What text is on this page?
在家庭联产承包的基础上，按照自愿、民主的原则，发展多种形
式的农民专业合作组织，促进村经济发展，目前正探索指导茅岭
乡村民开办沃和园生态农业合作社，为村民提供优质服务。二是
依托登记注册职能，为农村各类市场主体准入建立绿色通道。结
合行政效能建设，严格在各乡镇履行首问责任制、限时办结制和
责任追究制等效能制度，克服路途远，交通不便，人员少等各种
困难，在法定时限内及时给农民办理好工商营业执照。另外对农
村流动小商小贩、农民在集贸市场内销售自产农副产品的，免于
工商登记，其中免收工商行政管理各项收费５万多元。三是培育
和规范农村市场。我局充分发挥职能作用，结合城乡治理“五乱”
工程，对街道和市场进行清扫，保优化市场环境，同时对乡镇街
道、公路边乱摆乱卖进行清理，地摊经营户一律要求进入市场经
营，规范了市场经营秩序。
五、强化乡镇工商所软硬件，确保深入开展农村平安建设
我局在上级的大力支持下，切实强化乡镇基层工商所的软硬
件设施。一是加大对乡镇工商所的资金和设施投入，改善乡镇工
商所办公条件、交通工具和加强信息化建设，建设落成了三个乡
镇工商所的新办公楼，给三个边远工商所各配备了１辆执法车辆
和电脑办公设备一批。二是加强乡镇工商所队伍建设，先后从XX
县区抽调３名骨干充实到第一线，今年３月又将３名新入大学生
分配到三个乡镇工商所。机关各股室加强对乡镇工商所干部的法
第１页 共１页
□ □ □ □ □
■ Instruction: Your task is to reproduce the whole listing exactly.

■ Exercise result:
What text is on this page?
在家庭联产承包的基础上，按照自愿、民主的原则，发展多种形
式的农民专业合作组织，促进村经济发展，目前正探索指导茅岭
乡村民开办沃和园生态农业合作社，为村民提供优质服务。二是
依托登记注册职能，为农村各类市场主体准入建立绿色通道。结
合行政效能建设，严格在各乡镇履行首问责任制、限时办结制和
责任追究制等效能制度，克服路途远，交通不便，人员少等各种
困难，在法定时限内及时给农民办理好工商营业执照。另外对农
村流动小商小贩、农民在集贸市场内销售自产农副产品的，免于
工商登记，其中免收工商行政管理各项收费５万多元。三是培育
和规范农村市场。我局充分发挥职能作用，结合城乡治理“五乱”
工程，对街道和市场进行清扫，保优化市场环境，同时对乡镇街
道、公路边乱摆乱卖进行清理，地摊经营户一律要求进入市场经
营，规范了市场经营秩序。
五、强化乡镇工商所软硬件，确保深入开展农村平安建设
我局在上级的大力支持下，切实强化乡镇基层工商所的软硬
件设施。一是加大对乡镇工商所的资金和设施投入，改善乡镇工
商所办公条件、交通工具和加强信息化建设，建设落成了三个乡
镇工商所的新办公楼，给三个边远工商所各配备了１辆执法车辆
和电脑办公设备一批。二是加强乡镇工商所队伍建设，先后从XX
县区抽调３名骨干充实到第一线，今年３月又将３名新入大学生
分配到三个乡镇工商所。机关各股室加强对乡镇工商所干部的法
第１页 共１页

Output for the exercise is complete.